(Rows from a dataset)
· · · · ·

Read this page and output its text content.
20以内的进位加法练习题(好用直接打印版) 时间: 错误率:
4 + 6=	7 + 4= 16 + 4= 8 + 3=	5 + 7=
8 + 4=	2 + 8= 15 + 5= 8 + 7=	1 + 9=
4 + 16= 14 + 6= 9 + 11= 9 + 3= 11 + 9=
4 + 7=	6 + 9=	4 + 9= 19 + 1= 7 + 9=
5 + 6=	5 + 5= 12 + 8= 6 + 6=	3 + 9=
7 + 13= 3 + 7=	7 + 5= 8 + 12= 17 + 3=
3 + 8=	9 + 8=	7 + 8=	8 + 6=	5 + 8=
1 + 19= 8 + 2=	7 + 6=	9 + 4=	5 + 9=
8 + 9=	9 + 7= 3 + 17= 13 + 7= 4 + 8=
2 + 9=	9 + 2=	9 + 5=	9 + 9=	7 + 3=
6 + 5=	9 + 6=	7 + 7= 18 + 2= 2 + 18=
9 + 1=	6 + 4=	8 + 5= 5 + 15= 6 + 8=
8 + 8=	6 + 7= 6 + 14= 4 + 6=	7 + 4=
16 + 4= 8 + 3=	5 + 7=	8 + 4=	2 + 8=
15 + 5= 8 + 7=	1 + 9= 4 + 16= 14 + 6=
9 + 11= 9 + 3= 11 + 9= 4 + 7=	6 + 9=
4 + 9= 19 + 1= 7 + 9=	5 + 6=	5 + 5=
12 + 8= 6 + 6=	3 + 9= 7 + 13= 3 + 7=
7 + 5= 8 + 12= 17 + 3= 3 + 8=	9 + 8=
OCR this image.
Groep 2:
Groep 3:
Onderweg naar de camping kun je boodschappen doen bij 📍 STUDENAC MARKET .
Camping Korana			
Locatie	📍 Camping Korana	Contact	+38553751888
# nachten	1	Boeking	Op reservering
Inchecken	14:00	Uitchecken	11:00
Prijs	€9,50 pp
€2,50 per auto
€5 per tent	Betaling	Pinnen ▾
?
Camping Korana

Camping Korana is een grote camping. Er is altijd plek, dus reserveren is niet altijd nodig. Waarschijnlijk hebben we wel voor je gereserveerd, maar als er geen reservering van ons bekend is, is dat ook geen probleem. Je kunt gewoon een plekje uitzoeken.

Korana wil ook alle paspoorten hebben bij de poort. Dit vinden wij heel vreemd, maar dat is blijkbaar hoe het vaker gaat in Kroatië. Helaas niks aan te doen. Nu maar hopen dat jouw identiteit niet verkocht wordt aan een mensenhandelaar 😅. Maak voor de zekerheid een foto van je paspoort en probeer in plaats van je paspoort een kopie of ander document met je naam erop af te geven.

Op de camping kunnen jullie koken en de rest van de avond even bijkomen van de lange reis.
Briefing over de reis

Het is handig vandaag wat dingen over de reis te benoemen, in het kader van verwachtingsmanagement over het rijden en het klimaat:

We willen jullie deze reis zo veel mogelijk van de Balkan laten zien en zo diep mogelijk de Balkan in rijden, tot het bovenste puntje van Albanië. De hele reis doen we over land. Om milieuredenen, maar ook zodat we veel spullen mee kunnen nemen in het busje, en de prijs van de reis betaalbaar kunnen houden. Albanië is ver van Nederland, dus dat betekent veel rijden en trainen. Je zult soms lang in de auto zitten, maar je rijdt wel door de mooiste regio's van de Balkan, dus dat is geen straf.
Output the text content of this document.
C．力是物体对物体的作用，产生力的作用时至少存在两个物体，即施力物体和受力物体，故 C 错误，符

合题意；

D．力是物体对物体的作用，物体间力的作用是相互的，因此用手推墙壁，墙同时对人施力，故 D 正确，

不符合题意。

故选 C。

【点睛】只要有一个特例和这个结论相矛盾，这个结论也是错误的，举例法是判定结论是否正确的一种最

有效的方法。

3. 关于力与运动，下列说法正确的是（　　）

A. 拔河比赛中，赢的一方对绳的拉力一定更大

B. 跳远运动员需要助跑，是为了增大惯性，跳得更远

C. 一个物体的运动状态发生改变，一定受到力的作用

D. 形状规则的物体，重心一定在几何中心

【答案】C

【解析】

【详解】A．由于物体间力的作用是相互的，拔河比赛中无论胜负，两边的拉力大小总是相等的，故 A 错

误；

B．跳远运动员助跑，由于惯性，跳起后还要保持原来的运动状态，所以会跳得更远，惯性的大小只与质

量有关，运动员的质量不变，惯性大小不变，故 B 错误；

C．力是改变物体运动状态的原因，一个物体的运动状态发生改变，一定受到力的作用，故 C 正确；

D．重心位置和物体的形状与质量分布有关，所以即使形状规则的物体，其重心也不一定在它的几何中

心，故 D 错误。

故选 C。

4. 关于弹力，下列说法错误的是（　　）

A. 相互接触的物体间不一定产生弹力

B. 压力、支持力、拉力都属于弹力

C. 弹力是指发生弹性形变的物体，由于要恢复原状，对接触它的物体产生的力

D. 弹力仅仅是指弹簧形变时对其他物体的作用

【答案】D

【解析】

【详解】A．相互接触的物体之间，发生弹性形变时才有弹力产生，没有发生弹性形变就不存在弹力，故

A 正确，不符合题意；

· · · · ·

### [WORK TO DO]
Every line above should be written out again exactly as it stands.

### [EXERCISE SOLUTION]
Read this page and output its text content.
20以内的进位加法练习题(好用直接打印版) 时间: 错误率:
4 + 6=	7 + 4= 16 + 4= 8 + 3=	5 + 7=
8 + 4=	2 + 8= 15 + 5= 8 + 7=	1 + 9=
4 + 16= 14 + 6= 9 + 11= 9 + 3= 11 + 9=
4 + 7=	6 + 9=	4 + 9= 19 + 1= 7 + 9=
5 + 6=	5 + 5= 12 + 8= 6 + 6=	3 + 9=
7 + 13= 3 + 7=	7 + 5= 8 + 12= 17 + 3=
3 + 8=	9 + 8=	7 + 8=	8 + 6=	5 + 8=
1 + 19= 8 + 2=	7 + 6=	9 + 4=	5 + 9=
8 + 9=	9 + 7= 3 + 17= 13 + 7= 4 + 8=
2 + 9=	9 + 2=	9 + 5=	9 + 9=	7 + 3=
6 + 5=	9 + 6=	7 + 7= 18 + 2= 2 + 18=
9 + 1=	6 + 4=	8 + 5= 5 + 15= 6 + 8=
8 + 8=	6 + 7= 6 + 14= 4 + 6=	7 + 4=
16 + 4= 8 + 3=	5 + 7=	8 + 4=	2 + 8=
15 + 5= 8 + 7=	1 + 9= 4 + 16= 14 + 6=
9 + 11= 9 + 3= 11 + 9= 4 + 7=	6 + 9=
4 + 9= 19 + 1= 7 + 9=	5 + 6=	5 + 5=
12 + 8= 6 + 6=	3 + 9= 7 + 13= 3 + 7=
7 + 5= 8 + 12= 17 + 3= 3 + 8=	9 + 8=
OCR this image.
Groep 2:
Groep 3:
Onderweg naar de camping kun je boodschappen doen bij 📍 STUDENAC MARKET .
Camping Korana			
Locatie	📍 Camping Korana	Contact	+38553751888
# nachten	1	Boeking	Op reservering
Inchecken	14:00	Uitchecken	11:00
Prijs	€9,50 pp
€2,50 per auto
€5 per tent	Betaling	Pinnen ▾
?
Camping Korana

Camping Korana is een grote camping. Er is altijd plek, dus reserveren is niet altijd nodig. Waarschijnlijk hebben we wel voor je gereserveerd, maar als er geen reservering van ons bekend is, is dat ook geen probleem. Je kunt gewoon een plekje uitzoeken.

Korana wil ook alle paspoorten hebben bij de poort. Dit vinden wij heel vreemd, maar dat is blijkbaar hoe het vaker gaat in Kroatië. Helaas niks aan te doen. Nu maar hopen dat jouw identiteit niet verkocht wordt aan een mensenhandelaar 😅. Maak voor de zekerheid een foto van je paspoort en probeer in plaats van je paspoort een kopie of ander document met je naam erop af te geven.

Op de camping kunnen jullie koken en de rest van de avond even bijkomen van de lange reis.
Briefing over de reis

Het is handig vandaag wat dingen over de reis te benoemen, in het kader van verwachtingsmanagement over het rijden en het klimaat:

We willen jullie deze reis zo veel mogelijk van de Balkan laten zien en zo diep mogelijk de Balkan in rijden, tot het bovenste puntje van Albanië. De hele reis doen we over land. Om milieuredenen, maar ook zodat we veel spullen mee kunnen nemen in het busje, en de prijs van de reis betaalbaar kunnen houden. Albanië is ver van Nederland, dus dat betekent veel rijden en trainen. Je zult soms lang in de auto zitten, maar je rijdt wel door de mooiste regio's van de Balkan, dus dat is geen straf.
Output the text content of this document.
C．力是物体对物体的作用，产生力的作用时至少存在两个物体，即施力物体和受力物体，故 C 错误，符

合题意；

D．力是物体对物体的作用，物体间力的作用是相互的，因此用手推墙壁，墙同时对人施力，故 D 正确，

不符合题意。

故选 C。

【点睛】只要有一个特例和这个结论相矛盾，这个结论也是错误的，举例法是判定结论是否正确的一种最

有效的方法。

3. 关于力与运动，下列说法正确的是（　　）

A. 拔河比赛中，赢的一方对绳的拉力一定更大

B. 跳远运动员需要助跑，是为了增大惯性，跳得更远

C. 一个物体的运动状态发生改变，一定受到力的作用

D. 形状规则的物体，重心一定在几何中心

【答案】C

【解析】

【详解】A．由于物体间力的作用是相互的，拔河比赛中无论胜负，两边的拉力大小总是相等的，故 A 错

误；

B．跳远运动员助跑，由于惯性，跳起后还要保持原来的运动状态，所以会跳得更远，惯性的大小只与质

量有关，运动员的质量不变，惯性大小不变，故 B 错误；

C．力是改变物体运动状态的原因，一个物体的运动状态发生改变，一定受到力的作用，故 C 正确；

D．重心位置和物体的形状与质量分布有关，所以即使形状规则的物体，其重心也不一定在它的几何中

心，故 D 错误。

故选 C。

4. 关于弹力，下列说法错误的是（　　）

A. 相互接触的物体间不一定产生弹力

B. 压力、支持力、拉力都属于弹力

C. 弹力是指发生弹性形变的物体，由于要恢复原状，对接触它的物体产生的力

D. 弹力仅仅是指弹簧形变时对其他物体的作用

【答案】D

【解析】

【详解】A．相互接触的物体之间，发生弹性形变时才有弹力产生，没有发生弹性形变就不存在弹力，故

A 正确，不符合题意；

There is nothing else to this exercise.